Task goal: Below, find each line holding "subtitle" and state how many there are, using the number alone.

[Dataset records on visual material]
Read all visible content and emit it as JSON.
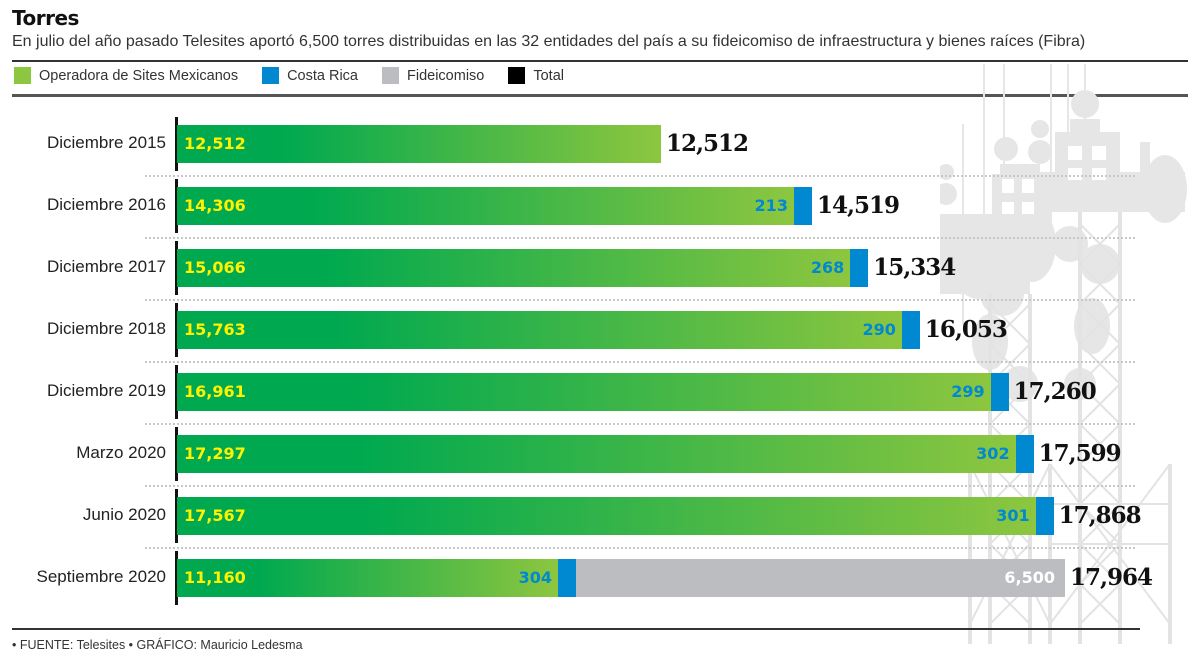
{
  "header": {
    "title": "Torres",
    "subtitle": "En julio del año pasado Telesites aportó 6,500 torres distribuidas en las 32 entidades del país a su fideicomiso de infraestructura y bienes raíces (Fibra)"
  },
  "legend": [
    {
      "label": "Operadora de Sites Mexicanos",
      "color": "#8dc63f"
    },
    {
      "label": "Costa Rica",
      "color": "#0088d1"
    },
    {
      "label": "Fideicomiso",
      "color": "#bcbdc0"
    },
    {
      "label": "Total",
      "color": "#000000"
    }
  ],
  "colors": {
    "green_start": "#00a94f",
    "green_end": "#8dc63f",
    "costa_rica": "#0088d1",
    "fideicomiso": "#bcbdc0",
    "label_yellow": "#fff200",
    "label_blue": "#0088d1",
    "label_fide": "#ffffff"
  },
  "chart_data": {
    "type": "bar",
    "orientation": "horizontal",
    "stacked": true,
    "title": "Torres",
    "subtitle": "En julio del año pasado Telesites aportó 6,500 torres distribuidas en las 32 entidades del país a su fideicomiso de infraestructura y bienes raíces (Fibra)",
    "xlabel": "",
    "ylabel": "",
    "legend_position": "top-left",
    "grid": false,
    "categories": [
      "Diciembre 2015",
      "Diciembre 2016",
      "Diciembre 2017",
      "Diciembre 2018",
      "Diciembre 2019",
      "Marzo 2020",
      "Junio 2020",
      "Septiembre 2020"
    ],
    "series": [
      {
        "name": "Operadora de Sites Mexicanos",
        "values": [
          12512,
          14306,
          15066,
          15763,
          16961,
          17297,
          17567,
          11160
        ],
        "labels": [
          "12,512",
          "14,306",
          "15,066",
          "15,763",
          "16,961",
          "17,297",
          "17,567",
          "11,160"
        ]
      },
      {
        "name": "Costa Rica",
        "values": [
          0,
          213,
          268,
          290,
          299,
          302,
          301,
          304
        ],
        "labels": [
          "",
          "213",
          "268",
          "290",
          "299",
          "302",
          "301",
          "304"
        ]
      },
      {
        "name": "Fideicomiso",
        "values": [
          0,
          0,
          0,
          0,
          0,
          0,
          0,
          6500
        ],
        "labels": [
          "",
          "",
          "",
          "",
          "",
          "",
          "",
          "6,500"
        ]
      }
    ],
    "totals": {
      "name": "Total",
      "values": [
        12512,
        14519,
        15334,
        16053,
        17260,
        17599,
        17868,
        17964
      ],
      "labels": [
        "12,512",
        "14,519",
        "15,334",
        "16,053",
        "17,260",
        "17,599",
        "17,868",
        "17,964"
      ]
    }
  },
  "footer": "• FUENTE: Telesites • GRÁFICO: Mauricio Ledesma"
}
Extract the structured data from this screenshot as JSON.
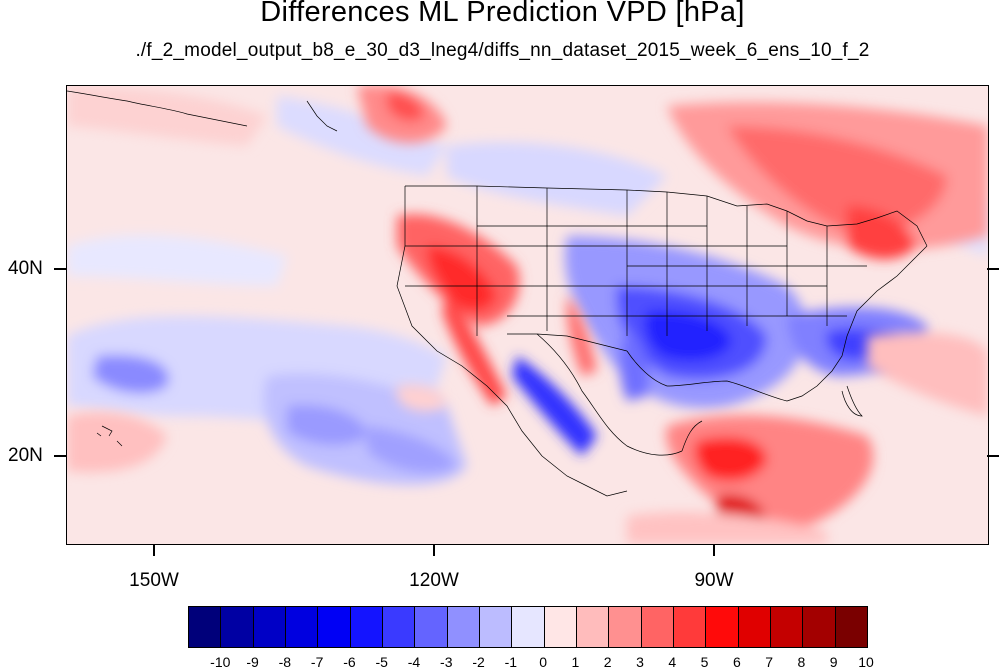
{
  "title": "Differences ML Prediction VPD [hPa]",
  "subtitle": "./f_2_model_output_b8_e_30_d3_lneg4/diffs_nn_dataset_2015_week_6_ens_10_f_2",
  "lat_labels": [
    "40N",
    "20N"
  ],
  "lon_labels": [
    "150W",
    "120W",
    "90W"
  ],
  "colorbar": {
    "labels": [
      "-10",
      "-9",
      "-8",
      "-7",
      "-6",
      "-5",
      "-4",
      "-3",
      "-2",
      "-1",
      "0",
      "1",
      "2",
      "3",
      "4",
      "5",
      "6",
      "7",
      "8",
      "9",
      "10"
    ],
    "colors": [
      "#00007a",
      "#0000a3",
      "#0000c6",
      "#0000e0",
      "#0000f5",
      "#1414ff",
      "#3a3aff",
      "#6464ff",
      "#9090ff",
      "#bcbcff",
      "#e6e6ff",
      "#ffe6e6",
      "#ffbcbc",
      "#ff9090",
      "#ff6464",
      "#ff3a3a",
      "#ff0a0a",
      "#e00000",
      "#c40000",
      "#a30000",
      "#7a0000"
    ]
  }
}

Written response: 3